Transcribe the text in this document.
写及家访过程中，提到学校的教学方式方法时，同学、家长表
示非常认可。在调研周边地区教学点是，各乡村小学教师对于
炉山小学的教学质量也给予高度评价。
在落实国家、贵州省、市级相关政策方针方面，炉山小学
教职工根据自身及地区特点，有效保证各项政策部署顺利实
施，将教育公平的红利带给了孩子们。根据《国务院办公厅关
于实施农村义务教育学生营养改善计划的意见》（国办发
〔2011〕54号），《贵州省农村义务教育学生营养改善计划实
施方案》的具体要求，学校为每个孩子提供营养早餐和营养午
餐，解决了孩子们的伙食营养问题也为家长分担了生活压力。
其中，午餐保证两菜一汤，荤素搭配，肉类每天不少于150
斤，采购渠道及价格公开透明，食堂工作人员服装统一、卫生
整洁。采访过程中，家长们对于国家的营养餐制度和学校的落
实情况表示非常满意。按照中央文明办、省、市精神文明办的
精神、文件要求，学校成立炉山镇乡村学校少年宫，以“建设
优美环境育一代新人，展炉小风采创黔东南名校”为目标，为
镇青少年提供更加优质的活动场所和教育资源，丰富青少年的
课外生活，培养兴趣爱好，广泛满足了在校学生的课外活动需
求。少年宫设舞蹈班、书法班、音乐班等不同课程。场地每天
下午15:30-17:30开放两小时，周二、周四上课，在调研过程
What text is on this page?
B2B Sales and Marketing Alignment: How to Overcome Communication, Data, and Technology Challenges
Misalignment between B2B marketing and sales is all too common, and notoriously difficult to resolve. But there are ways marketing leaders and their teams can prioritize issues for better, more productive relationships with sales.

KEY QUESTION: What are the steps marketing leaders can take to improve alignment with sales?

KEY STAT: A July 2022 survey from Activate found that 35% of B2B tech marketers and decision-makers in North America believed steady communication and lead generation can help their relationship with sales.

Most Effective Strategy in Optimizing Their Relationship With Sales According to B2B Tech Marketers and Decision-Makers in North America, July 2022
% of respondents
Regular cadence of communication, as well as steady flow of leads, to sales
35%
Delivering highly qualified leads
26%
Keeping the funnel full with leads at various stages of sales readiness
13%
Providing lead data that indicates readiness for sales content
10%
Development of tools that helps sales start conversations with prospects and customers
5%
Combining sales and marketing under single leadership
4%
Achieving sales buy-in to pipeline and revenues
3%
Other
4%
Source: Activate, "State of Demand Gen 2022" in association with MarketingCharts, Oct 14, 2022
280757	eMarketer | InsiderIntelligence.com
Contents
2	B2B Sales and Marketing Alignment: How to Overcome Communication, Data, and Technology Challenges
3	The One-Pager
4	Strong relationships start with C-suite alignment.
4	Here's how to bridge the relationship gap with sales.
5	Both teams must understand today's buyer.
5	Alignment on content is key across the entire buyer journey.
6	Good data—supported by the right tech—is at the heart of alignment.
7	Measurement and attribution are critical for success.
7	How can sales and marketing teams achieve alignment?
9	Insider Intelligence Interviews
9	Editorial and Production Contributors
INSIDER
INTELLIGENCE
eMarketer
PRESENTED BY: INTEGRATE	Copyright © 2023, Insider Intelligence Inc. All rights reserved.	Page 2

...

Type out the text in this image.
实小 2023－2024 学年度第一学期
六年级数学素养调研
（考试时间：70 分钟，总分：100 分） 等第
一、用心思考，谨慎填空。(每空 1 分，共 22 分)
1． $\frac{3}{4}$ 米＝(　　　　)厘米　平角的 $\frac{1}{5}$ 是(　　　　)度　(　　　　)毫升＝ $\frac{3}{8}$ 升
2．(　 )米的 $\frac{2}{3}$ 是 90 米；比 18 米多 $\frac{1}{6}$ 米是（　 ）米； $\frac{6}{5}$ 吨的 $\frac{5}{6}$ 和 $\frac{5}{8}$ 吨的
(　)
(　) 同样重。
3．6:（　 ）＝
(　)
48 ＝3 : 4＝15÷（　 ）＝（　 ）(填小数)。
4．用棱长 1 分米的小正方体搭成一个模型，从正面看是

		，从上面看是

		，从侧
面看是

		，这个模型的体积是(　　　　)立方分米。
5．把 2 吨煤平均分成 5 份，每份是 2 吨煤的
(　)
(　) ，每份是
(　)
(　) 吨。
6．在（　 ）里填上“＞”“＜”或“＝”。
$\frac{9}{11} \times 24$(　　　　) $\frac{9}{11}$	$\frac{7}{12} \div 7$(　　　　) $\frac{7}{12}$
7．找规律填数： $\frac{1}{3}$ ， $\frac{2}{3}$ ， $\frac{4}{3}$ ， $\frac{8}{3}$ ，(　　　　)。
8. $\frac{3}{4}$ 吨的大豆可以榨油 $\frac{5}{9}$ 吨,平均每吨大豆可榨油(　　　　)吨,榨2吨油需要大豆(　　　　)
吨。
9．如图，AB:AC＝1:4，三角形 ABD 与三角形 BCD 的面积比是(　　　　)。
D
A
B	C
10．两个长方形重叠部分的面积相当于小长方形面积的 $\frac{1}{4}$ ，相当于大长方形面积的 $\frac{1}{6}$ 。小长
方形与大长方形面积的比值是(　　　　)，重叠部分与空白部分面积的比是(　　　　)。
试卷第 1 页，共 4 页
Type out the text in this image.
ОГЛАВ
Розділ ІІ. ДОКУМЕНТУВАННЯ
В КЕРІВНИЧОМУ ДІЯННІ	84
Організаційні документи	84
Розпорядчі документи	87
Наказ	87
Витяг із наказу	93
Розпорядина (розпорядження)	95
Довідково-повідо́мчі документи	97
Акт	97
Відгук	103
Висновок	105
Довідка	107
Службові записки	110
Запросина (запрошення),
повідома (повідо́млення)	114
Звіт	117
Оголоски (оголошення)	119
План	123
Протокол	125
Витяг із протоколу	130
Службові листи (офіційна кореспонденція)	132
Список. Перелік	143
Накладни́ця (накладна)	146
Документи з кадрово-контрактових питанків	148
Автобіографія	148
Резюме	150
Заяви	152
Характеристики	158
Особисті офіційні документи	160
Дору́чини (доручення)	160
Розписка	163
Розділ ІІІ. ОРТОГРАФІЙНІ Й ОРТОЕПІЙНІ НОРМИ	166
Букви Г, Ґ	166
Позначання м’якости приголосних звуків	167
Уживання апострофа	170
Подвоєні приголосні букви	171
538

- Objective
Using the entries above, find all lines with "that". Copy them.

- Written reply
KEY STAT: A July 2022 survey from Activate found that 35% of B2B tech marketers and decision-makers in North America believed steady communication and lead generation can help their relationship with sales.
Providing lead data that indicates readiness for sales content
Development of tools that helps sales start conversations with prospects and customers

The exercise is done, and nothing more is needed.